Dataset items
--- Begin ---

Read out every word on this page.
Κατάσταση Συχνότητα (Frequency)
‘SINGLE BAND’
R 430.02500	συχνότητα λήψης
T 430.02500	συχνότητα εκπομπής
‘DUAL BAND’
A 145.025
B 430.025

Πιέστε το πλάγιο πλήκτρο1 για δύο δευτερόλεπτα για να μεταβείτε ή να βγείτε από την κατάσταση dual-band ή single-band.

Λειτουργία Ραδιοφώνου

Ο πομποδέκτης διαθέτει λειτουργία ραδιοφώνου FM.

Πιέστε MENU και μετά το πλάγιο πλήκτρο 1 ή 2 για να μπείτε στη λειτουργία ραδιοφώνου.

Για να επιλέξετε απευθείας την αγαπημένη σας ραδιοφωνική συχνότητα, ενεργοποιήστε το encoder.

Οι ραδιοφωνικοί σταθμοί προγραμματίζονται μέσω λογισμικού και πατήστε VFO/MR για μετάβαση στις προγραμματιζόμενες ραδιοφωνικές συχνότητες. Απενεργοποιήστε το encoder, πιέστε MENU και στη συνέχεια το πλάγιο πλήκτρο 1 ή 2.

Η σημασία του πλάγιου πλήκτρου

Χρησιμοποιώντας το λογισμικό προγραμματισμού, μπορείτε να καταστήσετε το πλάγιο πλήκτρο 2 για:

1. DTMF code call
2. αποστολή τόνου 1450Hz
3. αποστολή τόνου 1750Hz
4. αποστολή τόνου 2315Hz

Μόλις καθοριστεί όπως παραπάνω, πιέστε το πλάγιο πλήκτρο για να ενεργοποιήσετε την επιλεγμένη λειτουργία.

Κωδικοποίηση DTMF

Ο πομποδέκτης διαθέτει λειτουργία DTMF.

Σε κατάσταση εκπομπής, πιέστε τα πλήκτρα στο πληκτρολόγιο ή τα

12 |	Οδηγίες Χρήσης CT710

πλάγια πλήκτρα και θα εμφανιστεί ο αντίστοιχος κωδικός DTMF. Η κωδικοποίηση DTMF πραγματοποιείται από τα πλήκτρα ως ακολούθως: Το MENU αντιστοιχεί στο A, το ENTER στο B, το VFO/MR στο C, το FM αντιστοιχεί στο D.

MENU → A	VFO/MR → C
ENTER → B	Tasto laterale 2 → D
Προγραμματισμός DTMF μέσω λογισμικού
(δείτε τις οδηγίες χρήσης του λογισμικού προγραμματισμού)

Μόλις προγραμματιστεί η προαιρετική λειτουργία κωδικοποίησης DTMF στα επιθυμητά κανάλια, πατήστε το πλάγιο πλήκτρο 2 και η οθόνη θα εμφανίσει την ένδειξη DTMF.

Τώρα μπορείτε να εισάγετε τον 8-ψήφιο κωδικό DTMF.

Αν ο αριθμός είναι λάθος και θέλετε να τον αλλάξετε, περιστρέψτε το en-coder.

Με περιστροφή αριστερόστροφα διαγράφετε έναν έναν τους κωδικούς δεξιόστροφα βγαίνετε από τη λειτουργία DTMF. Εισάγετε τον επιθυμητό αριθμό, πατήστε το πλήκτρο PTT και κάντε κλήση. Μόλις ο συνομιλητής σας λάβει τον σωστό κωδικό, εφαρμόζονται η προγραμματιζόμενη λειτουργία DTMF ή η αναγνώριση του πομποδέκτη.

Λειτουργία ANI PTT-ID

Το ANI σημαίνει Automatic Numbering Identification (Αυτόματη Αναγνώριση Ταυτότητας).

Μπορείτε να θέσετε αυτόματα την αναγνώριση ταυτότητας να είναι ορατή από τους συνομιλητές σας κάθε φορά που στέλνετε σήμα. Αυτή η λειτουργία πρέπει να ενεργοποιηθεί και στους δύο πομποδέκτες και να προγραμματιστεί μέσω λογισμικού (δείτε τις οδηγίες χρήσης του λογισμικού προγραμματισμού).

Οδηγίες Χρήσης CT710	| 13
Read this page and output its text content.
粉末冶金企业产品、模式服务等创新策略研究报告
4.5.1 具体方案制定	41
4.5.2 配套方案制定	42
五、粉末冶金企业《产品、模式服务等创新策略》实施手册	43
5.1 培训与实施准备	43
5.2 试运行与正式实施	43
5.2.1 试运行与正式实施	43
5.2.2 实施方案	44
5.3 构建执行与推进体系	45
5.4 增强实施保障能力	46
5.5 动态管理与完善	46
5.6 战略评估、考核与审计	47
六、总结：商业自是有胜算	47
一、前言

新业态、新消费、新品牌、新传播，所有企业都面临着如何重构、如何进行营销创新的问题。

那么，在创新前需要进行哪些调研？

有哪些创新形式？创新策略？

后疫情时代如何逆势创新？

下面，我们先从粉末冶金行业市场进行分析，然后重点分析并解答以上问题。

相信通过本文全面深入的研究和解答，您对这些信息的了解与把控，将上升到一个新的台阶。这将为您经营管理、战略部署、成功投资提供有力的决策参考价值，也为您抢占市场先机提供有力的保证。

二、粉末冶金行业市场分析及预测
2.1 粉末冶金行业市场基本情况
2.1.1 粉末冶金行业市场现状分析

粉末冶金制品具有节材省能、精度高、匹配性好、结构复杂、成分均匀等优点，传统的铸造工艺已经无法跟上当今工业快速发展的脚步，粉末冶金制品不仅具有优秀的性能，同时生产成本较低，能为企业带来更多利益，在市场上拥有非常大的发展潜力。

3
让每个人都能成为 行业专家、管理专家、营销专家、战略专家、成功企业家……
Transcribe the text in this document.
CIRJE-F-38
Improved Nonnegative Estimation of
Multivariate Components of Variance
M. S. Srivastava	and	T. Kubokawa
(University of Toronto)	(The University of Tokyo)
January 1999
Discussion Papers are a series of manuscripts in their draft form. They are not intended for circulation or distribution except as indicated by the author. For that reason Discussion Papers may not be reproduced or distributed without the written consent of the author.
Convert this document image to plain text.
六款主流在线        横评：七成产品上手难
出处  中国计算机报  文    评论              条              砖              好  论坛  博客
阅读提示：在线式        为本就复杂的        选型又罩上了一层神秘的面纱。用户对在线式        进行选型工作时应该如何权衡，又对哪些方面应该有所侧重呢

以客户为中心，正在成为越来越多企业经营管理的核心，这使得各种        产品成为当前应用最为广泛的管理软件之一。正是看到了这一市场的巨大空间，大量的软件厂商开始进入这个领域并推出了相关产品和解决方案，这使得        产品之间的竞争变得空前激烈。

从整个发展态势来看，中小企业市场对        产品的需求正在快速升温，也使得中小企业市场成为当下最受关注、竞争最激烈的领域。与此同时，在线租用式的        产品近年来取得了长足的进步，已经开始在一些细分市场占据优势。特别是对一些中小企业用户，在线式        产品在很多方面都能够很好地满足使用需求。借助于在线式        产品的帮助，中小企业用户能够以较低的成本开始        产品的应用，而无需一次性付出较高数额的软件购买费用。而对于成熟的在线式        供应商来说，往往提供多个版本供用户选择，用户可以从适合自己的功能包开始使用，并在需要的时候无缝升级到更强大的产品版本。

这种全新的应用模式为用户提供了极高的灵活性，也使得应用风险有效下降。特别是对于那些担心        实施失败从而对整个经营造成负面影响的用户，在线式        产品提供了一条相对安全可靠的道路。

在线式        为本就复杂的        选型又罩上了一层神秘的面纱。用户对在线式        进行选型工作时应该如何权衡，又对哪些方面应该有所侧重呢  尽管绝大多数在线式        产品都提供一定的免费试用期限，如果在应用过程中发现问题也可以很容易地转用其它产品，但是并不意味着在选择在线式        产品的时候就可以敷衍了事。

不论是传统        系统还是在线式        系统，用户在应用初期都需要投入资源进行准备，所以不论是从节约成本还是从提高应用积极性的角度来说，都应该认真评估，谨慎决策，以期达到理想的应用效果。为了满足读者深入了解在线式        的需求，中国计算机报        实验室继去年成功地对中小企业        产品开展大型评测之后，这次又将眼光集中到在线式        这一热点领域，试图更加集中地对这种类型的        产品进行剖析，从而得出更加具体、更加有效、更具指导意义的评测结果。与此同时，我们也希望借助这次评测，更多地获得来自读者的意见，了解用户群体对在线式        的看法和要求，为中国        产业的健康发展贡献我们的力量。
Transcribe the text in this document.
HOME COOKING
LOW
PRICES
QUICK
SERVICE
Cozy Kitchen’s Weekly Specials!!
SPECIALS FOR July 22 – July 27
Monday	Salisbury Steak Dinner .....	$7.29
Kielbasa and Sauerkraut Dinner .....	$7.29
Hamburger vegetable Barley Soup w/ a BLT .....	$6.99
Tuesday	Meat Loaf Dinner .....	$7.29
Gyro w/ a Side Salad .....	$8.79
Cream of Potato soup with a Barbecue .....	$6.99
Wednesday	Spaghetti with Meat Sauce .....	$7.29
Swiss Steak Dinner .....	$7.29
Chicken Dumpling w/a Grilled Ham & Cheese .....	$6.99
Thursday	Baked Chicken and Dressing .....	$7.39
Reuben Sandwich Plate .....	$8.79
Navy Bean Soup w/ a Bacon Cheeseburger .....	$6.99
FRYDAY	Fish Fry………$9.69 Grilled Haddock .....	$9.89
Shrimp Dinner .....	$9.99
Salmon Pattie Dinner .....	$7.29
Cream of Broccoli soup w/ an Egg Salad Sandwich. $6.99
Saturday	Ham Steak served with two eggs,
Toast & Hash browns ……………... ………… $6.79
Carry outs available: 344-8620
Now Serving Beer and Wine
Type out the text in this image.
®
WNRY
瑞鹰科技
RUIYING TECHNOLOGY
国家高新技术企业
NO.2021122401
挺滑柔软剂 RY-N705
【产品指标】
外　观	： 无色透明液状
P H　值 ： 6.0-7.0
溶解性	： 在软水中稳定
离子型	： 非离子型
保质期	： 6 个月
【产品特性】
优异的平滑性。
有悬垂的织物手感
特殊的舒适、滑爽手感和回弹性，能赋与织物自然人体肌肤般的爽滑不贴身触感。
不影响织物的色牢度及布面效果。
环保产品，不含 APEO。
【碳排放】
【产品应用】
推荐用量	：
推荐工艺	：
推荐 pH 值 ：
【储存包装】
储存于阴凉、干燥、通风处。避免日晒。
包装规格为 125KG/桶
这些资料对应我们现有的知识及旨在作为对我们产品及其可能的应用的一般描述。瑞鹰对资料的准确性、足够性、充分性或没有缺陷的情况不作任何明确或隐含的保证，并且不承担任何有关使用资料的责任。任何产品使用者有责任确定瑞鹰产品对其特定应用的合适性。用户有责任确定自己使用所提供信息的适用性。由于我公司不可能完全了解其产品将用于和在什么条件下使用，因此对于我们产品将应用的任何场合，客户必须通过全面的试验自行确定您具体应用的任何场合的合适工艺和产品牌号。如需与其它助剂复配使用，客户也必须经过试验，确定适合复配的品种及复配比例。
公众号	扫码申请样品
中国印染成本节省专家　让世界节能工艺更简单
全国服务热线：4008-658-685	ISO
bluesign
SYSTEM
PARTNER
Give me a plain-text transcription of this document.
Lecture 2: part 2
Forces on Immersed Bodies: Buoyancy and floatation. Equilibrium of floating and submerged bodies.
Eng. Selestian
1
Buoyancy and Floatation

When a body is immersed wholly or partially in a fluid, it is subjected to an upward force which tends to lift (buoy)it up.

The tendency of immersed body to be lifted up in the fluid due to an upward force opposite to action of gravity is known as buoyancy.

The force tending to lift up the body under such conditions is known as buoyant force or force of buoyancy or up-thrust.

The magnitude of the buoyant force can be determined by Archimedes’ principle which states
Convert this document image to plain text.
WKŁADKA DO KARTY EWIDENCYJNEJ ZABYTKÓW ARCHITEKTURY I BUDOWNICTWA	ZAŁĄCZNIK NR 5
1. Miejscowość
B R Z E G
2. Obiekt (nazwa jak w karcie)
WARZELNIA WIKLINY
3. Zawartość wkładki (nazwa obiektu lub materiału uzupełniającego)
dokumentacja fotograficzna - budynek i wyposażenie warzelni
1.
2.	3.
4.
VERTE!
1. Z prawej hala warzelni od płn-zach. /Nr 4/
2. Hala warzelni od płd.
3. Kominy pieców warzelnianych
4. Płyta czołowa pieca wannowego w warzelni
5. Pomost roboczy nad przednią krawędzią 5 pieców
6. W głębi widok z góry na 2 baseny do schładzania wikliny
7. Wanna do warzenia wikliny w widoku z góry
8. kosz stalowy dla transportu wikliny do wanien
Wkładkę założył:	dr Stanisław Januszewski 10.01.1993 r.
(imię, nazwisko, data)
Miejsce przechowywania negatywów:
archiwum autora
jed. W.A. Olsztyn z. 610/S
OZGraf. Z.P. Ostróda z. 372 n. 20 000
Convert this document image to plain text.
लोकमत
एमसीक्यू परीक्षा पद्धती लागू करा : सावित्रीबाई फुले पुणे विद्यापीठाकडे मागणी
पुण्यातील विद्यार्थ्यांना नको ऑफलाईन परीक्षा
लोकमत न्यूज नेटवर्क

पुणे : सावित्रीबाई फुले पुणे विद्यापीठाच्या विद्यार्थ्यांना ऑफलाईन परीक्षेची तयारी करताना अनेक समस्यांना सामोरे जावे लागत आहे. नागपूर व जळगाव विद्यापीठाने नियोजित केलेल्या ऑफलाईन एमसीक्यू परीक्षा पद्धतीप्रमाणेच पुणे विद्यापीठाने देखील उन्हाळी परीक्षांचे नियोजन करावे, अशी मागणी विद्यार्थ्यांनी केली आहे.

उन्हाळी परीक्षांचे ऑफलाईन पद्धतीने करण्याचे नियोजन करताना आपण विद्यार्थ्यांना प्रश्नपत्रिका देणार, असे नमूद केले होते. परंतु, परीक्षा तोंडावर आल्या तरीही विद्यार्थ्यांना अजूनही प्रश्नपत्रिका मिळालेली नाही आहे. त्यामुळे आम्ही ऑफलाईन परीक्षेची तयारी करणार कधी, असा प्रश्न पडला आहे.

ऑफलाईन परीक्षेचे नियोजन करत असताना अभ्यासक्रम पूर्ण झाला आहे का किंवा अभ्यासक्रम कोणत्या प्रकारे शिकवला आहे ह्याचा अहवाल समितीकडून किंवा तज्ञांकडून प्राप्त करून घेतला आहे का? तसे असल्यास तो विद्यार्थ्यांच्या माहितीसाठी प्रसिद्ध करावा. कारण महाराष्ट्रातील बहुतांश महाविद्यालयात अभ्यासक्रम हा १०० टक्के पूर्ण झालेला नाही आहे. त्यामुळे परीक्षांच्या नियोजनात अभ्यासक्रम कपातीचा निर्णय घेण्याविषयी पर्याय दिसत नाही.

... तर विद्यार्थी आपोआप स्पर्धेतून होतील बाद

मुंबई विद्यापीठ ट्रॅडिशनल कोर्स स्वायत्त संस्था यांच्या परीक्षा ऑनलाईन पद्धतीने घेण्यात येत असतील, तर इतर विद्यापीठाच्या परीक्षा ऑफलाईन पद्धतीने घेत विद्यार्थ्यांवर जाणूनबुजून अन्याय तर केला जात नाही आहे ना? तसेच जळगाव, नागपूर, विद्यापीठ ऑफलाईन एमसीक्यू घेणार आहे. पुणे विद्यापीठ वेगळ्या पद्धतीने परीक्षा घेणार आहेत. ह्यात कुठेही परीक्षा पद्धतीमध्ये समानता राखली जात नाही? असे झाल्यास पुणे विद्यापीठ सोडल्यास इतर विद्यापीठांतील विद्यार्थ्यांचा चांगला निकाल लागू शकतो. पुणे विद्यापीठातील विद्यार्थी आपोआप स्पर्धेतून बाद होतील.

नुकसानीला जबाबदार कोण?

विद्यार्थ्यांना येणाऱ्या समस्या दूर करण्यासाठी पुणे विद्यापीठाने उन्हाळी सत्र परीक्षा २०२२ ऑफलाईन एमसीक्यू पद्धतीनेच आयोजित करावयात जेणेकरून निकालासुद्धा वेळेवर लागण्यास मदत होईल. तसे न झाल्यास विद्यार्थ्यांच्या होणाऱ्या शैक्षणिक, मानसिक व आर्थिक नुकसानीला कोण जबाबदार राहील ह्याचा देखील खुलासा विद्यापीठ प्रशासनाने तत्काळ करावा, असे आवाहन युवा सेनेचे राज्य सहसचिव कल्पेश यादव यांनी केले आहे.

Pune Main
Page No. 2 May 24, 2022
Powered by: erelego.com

--- End ---

• **Written request**: Say how many lines of the listing above contain "góry", with no other words.

• **Response**: 2